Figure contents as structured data
┏━━

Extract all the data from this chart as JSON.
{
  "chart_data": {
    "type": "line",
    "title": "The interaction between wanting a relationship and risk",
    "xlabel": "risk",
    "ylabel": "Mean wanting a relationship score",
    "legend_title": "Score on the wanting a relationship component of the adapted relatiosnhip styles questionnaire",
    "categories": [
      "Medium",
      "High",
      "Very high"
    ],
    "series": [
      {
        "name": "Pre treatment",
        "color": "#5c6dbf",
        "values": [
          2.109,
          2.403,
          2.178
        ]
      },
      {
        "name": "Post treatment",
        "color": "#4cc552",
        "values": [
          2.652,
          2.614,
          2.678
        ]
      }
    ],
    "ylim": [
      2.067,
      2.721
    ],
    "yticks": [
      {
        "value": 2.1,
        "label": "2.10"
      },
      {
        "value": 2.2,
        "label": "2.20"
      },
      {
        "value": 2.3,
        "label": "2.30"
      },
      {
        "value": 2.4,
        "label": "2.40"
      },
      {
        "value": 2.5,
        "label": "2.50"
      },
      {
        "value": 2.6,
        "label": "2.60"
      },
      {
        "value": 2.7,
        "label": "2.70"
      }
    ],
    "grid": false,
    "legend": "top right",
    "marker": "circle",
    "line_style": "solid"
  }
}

┗━━

**Problem requirements**: Extract the data exactly as given.

**Solution**:
Extract all the data from this chart as JSON.
{
  "chart_data": {
    "type": "line",
    "title": "The interaction between wanting a relationship and risk",
    "xlabel": "risk",
    "ylabel": "Mean wanting a relationship score",
    "legend_title": "Score on the wanting a relationship component of the adapted relatiosnhip styles questionnaire",
    "categories": [
      "Medium",
      "High",
      "Very high"
    ],
    "series": [
      {
        "name": "Pre treatment",
        "color": "#5c6dbf",
        "values": [
          2.109,
          2.403,
          2.178
        ]
      },
      {
        "name": "Post treatment",
        "color": "#4cc552",
        "values": [
          2.652,
          2.614,
          2.678
        ]
      }
    ],
    "ylim": [
      2.067,
      2.721
    ],
    "yticks": [
      {
        "value": 2.1,
        "label": "2.10"
      },
      {
        "value": 2.2,
        "label": "2.20"
      },
      {
        "value": 2.3,
        "label": "2.30"
      },
      {
        "value": 2.4,
        "label": "2.40"
      },
      {
        "value": 2.5,
        "label": "2.50"
      },
      {
        "value": 2.6,
        "label": "2.60"
      },
      {
        "value": 2.7,
        "label": "2.70"
      }
    ],
    "grid": false,
    "legend": "top right",
    "marker": "circle",
    "line_style": "solid"
  }
}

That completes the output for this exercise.